§ **Figure contents as structured data**:

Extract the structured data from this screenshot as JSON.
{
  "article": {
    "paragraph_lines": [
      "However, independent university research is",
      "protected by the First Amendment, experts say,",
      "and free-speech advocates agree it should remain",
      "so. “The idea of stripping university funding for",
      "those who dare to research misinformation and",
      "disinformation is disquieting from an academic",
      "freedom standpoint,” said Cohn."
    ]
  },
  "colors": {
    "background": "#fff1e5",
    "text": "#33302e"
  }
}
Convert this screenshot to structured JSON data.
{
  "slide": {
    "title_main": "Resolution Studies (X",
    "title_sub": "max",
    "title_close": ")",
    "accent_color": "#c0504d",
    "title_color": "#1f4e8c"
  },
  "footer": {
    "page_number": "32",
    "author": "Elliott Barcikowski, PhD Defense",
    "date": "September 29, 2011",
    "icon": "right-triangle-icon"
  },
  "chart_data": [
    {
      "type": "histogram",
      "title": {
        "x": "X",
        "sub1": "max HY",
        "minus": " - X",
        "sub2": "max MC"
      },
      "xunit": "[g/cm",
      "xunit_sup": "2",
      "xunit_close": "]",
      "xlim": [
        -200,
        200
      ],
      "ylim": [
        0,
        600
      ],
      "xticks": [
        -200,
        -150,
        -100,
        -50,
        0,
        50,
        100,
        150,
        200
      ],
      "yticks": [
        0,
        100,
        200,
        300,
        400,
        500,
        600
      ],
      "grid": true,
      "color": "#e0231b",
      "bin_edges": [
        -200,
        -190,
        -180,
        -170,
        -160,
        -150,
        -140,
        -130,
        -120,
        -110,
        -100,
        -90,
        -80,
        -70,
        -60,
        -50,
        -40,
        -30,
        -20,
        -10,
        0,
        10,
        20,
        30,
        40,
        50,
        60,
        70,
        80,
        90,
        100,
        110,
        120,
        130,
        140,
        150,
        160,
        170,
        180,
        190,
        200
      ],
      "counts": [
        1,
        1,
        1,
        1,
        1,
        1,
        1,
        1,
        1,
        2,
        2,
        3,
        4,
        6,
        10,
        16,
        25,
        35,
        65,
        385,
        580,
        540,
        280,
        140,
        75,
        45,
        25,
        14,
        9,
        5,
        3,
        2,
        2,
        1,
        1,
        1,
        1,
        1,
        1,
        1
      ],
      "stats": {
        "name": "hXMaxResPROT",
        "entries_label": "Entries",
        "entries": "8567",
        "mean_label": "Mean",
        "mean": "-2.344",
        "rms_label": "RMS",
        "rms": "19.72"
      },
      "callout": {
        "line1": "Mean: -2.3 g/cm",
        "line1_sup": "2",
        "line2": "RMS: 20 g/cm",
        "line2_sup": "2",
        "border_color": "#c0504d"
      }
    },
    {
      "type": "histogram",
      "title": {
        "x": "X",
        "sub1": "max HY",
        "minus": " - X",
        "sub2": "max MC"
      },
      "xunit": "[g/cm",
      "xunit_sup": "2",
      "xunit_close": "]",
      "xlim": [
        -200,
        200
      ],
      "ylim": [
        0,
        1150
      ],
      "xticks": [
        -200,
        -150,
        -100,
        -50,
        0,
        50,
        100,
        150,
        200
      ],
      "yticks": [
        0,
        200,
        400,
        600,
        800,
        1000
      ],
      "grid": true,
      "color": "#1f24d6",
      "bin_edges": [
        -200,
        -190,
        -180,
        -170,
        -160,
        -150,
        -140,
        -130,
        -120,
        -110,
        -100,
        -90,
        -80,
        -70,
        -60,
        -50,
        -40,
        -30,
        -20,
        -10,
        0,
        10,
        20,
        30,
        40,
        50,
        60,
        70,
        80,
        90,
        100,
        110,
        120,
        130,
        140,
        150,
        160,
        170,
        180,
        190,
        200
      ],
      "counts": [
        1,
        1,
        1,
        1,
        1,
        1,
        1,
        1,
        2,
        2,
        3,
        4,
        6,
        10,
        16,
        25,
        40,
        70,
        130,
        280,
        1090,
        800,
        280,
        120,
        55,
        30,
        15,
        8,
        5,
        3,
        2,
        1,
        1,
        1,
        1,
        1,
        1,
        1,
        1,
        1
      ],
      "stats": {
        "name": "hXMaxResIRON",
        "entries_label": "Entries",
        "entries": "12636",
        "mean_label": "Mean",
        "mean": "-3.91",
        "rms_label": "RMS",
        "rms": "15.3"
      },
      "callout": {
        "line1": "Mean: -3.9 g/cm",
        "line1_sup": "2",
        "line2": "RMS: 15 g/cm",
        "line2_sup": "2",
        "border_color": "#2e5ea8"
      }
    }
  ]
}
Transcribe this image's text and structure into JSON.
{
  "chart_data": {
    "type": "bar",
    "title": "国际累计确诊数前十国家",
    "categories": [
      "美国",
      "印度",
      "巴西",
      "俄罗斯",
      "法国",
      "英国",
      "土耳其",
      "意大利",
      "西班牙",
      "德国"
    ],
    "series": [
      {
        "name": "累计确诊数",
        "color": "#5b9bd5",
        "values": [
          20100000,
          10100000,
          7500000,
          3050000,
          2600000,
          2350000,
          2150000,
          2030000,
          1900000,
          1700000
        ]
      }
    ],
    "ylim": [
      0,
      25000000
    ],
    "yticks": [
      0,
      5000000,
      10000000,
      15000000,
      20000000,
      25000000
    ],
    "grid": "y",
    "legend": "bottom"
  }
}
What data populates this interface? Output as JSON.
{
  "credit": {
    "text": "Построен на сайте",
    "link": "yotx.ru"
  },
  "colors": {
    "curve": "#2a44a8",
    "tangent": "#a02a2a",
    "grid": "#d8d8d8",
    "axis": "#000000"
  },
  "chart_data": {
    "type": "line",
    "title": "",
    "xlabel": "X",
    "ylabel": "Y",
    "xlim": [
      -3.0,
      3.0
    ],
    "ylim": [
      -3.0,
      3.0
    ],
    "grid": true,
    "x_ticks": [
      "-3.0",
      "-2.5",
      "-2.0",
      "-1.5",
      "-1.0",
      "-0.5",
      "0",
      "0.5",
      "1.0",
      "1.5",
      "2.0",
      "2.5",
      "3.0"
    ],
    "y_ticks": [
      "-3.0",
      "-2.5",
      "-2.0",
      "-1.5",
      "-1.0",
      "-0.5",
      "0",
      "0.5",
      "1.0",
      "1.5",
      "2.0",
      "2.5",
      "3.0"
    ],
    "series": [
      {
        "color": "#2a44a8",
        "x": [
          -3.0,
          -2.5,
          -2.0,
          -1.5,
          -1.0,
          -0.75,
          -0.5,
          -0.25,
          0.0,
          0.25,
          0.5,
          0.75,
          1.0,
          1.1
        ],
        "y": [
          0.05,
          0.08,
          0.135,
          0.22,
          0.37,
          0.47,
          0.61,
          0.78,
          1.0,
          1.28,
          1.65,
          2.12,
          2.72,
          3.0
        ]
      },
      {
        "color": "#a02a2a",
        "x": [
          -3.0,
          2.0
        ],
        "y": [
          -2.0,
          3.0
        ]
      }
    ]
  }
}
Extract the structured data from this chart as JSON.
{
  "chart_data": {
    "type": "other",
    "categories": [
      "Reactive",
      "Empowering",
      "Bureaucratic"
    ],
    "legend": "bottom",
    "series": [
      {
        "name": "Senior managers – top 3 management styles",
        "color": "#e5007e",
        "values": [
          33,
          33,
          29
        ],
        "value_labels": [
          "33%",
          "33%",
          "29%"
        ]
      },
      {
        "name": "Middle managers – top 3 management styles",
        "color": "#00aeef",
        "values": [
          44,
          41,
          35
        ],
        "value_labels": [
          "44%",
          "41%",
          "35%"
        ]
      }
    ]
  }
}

§ **To do**:
Each line that holds the word "this" should be extracted from the records.

§ **Problem solution**:
Extract the structured data from this screenshot as JSON.
Convert this screenshot to structured JSON data.
Transcribe this image's text and structure into JSON.
What data populates this interface? Output as JSON.
Extract the structured data from this chart as JSON.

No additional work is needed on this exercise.